#### WHAT TO PRODUCE
Find each line with the string "настоящего" and copy it.

#### RECORDED INFORMATION
━━━
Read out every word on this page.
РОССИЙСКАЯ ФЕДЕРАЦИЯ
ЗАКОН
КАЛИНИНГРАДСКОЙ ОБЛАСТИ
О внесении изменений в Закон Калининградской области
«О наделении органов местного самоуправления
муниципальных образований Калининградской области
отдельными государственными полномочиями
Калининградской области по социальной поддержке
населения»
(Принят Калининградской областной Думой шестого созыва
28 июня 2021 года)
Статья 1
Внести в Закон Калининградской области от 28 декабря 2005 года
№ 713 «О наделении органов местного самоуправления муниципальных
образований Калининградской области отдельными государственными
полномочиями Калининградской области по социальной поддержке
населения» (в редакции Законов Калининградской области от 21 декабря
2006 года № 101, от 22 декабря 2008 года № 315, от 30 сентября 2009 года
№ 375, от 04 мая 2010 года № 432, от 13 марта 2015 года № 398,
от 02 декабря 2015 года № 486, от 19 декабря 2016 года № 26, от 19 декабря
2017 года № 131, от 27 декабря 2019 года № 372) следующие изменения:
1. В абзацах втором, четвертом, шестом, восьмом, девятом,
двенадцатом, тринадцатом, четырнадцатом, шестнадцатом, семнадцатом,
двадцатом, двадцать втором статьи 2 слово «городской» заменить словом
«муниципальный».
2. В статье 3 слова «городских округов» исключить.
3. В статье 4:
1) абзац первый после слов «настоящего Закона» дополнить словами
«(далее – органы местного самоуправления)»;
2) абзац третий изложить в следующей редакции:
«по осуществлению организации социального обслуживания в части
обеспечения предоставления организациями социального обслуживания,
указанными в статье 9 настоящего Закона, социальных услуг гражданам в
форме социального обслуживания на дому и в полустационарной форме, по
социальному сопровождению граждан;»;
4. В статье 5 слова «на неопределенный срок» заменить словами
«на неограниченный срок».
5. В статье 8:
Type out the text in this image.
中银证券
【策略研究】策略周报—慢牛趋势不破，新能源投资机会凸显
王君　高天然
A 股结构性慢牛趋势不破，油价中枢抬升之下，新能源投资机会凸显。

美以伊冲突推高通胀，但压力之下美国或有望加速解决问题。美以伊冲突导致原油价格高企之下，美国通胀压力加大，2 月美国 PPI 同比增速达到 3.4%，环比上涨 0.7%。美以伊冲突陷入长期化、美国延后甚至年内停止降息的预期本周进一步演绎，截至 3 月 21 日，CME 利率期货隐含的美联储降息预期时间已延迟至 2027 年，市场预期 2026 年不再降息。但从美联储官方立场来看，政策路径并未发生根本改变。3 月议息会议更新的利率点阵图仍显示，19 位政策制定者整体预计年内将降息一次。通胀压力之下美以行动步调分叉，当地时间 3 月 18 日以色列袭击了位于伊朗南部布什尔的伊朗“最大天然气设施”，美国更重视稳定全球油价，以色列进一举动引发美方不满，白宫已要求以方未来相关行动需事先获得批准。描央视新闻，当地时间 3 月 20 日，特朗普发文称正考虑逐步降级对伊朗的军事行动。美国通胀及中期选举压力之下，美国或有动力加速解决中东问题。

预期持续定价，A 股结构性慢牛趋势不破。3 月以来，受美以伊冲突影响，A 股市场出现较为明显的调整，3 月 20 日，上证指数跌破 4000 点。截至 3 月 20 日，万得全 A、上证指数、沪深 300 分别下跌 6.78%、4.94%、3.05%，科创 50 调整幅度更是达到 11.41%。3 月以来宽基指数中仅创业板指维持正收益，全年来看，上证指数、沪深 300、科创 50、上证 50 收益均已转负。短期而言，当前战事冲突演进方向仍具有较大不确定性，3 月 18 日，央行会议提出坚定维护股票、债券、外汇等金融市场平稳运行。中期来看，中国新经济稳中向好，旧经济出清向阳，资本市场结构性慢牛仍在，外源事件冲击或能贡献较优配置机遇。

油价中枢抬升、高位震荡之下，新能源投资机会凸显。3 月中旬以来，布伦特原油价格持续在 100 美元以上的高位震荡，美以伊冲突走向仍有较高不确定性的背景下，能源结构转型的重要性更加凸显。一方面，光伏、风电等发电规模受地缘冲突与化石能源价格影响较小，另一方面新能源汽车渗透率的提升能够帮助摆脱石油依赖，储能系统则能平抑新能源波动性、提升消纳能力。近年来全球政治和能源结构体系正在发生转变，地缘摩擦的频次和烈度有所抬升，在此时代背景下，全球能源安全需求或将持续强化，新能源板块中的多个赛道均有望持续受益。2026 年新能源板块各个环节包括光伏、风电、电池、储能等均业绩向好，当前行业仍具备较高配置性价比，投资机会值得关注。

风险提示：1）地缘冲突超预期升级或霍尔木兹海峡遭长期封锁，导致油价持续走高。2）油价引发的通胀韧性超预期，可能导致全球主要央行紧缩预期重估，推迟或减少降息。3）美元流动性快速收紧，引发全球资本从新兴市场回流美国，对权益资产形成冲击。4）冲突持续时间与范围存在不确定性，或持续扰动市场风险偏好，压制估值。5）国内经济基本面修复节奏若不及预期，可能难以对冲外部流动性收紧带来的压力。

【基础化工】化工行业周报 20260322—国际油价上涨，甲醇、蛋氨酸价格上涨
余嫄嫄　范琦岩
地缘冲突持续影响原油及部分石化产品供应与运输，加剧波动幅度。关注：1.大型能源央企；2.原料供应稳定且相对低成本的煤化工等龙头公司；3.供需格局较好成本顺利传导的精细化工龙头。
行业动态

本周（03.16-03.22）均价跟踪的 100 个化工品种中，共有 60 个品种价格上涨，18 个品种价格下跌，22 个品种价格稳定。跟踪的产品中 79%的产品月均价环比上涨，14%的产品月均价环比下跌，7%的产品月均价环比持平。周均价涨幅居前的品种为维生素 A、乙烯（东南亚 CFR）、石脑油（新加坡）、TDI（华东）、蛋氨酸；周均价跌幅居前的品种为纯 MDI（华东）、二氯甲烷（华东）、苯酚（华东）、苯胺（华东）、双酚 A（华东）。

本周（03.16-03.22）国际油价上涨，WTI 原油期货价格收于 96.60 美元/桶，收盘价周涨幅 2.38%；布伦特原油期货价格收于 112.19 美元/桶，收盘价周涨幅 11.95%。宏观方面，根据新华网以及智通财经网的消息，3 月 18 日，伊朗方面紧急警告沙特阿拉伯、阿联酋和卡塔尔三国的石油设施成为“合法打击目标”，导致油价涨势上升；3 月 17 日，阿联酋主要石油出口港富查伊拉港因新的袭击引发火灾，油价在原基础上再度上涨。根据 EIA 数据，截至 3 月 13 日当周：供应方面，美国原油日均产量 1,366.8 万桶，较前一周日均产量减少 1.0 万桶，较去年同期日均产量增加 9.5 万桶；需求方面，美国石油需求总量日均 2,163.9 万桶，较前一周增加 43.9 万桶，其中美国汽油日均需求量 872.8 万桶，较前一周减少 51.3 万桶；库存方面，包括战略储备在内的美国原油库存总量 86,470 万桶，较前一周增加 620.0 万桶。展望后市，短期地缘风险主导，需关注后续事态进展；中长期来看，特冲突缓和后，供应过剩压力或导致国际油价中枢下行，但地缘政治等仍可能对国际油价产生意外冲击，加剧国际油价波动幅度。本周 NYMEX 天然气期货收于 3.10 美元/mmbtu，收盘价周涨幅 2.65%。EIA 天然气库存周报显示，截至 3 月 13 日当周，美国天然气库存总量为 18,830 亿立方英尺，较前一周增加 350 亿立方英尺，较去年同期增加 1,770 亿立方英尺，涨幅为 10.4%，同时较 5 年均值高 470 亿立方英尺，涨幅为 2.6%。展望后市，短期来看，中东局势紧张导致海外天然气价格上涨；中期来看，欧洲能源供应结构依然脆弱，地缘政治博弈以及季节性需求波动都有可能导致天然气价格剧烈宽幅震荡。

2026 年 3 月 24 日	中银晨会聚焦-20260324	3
━━━
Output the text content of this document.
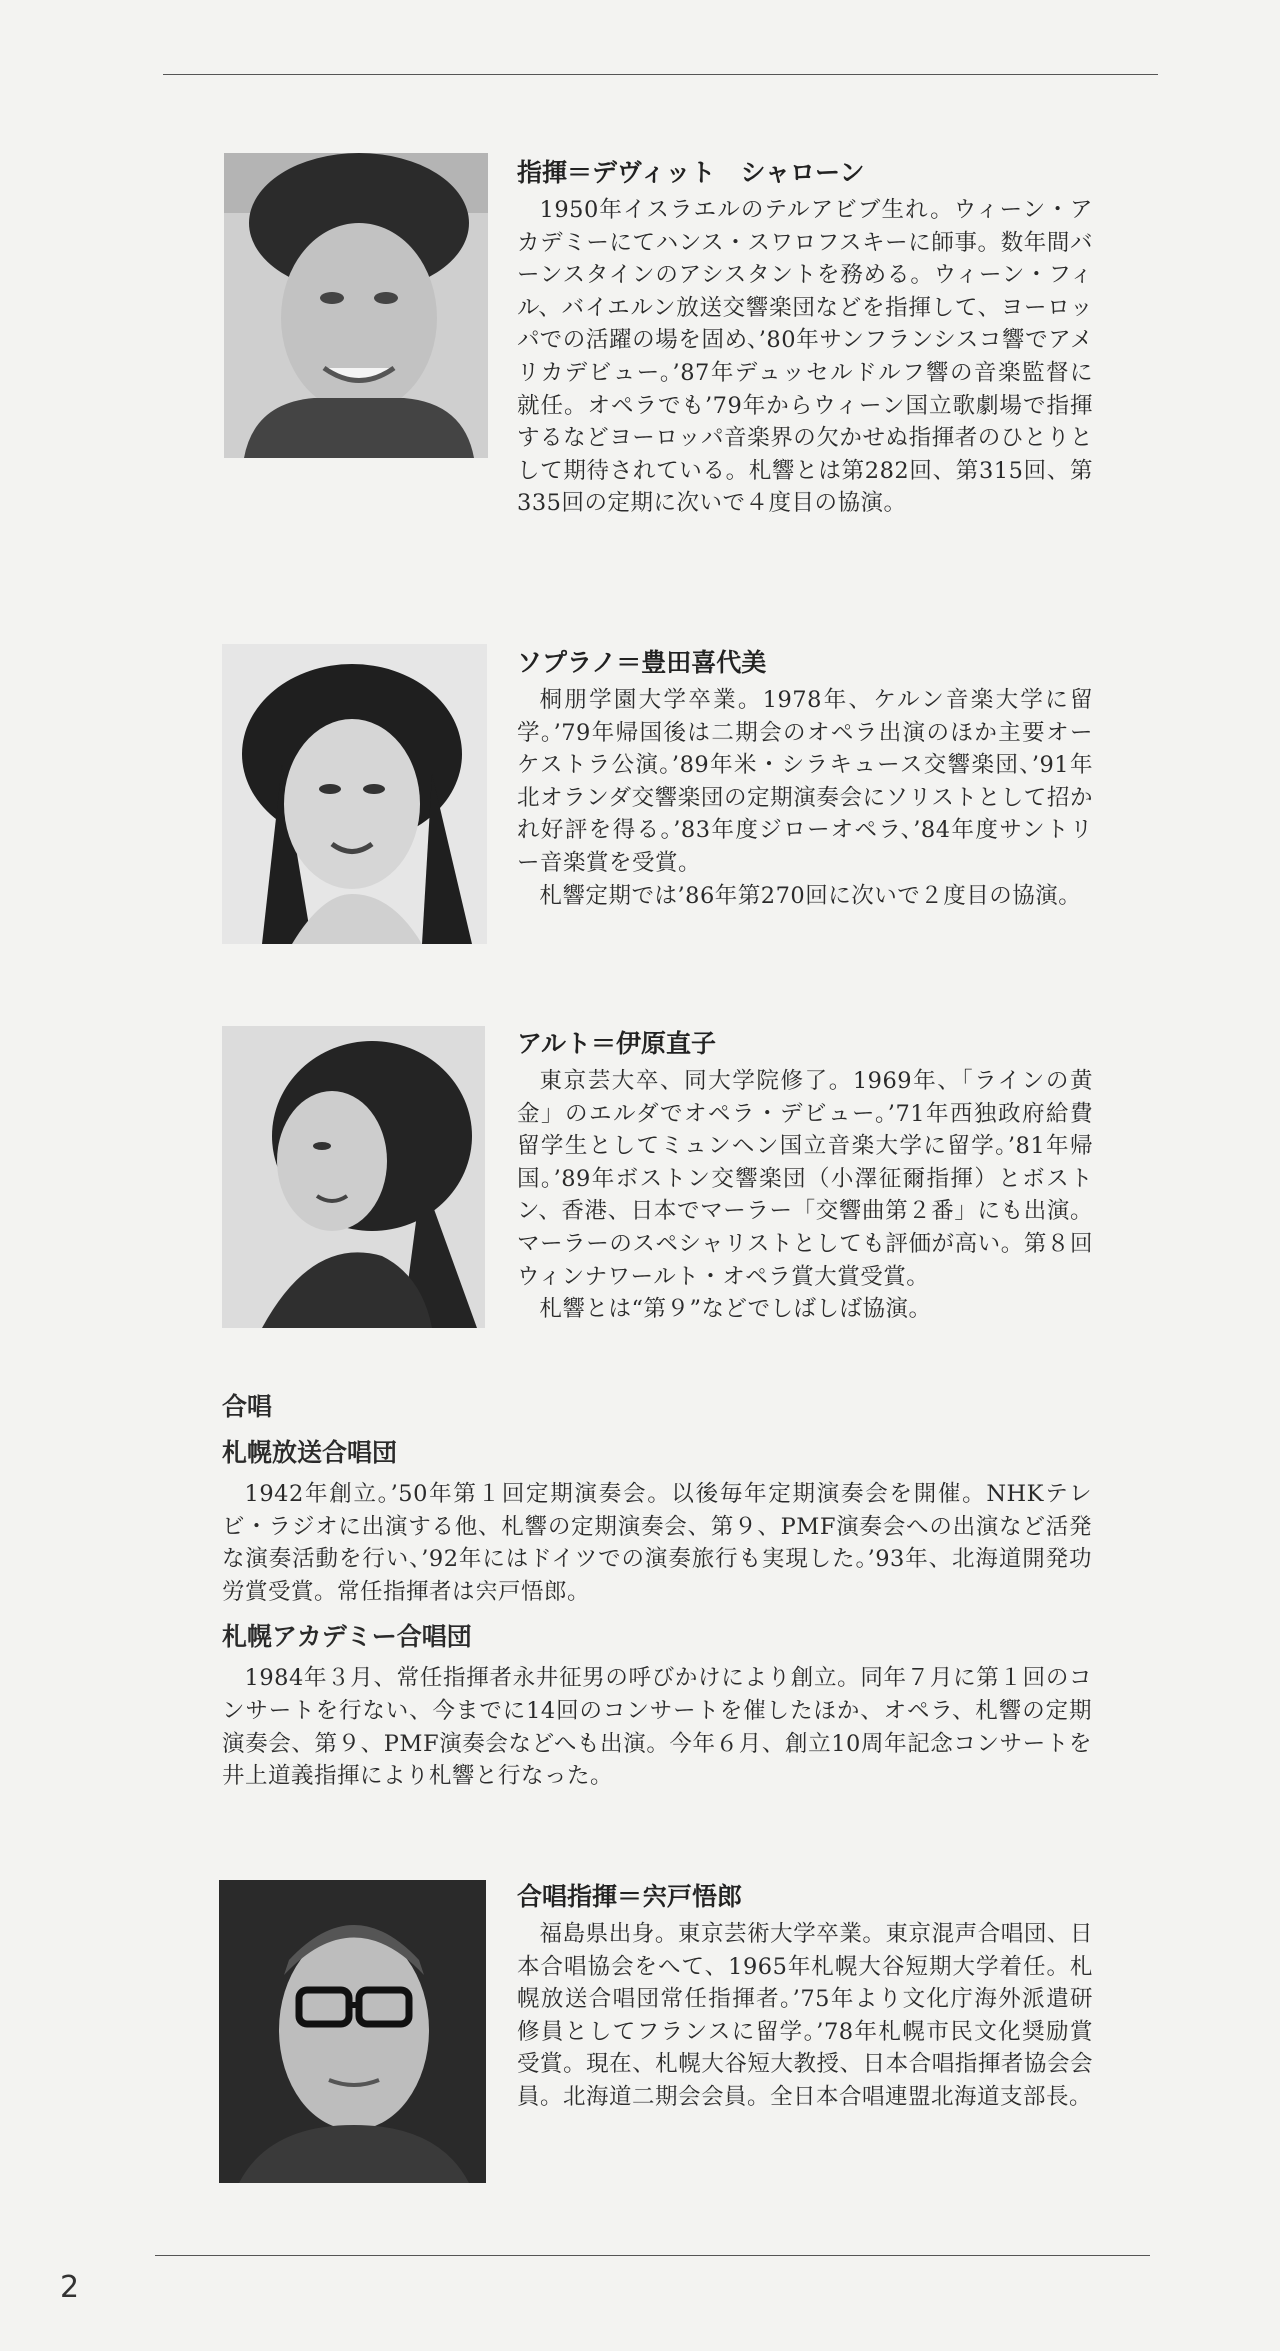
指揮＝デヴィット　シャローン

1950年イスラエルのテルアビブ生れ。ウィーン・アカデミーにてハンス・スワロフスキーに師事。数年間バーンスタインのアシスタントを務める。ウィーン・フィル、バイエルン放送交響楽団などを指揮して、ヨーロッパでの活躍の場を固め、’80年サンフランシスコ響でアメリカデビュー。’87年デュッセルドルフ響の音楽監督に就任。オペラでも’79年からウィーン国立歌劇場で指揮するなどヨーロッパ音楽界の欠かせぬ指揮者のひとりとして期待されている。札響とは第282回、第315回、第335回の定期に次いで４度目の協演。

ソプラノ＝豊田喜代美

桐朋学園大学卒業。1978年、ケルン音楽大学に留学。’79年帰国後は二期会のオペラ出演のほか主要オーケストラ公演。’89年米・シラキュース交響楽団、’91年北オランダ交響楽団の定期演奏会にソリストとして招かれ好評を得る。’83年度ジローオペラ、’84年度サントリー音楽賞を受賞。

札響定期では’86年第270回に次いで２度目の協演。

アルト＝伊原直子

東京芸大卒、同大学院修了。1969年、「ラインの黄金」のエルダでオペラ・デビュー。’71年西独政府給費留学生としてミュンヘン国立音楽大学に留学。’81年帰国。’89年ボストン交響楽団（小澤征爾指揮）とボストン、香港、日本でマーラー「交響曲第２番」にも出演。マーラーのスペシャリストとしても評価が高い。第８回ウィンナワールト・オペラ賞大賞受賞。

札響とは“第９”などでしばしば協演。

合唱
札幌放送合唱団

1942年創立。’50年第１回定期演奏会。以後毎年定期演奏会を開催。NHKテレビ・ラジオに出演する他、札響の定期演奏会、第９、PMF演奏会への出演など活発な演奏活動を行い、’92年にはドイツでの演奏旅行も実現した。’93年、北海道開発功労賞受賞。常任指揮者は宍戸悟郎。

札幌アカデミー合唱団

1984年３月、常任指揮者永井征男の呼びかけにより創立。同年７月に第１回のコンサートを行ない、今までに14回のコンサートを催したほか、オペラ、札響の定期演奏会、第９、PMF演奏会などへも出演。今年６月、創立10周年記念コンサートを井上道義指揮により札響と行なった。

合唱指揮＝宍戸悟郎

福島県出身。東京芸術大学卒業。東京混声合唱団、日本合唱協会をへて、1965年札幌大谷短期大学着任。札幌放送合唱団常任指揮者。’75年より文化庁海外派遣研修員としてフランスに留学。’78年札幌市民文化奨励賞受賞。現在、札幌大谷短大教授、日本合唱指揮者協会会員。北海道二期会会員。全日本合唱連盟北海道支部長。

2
━━━
#### ANSWER TO THE TASK
1) абзац первый после слов «настоящего Закона» дополнить словами
указанными в статье 9 настоящего Закона, социальных услуг гражданам в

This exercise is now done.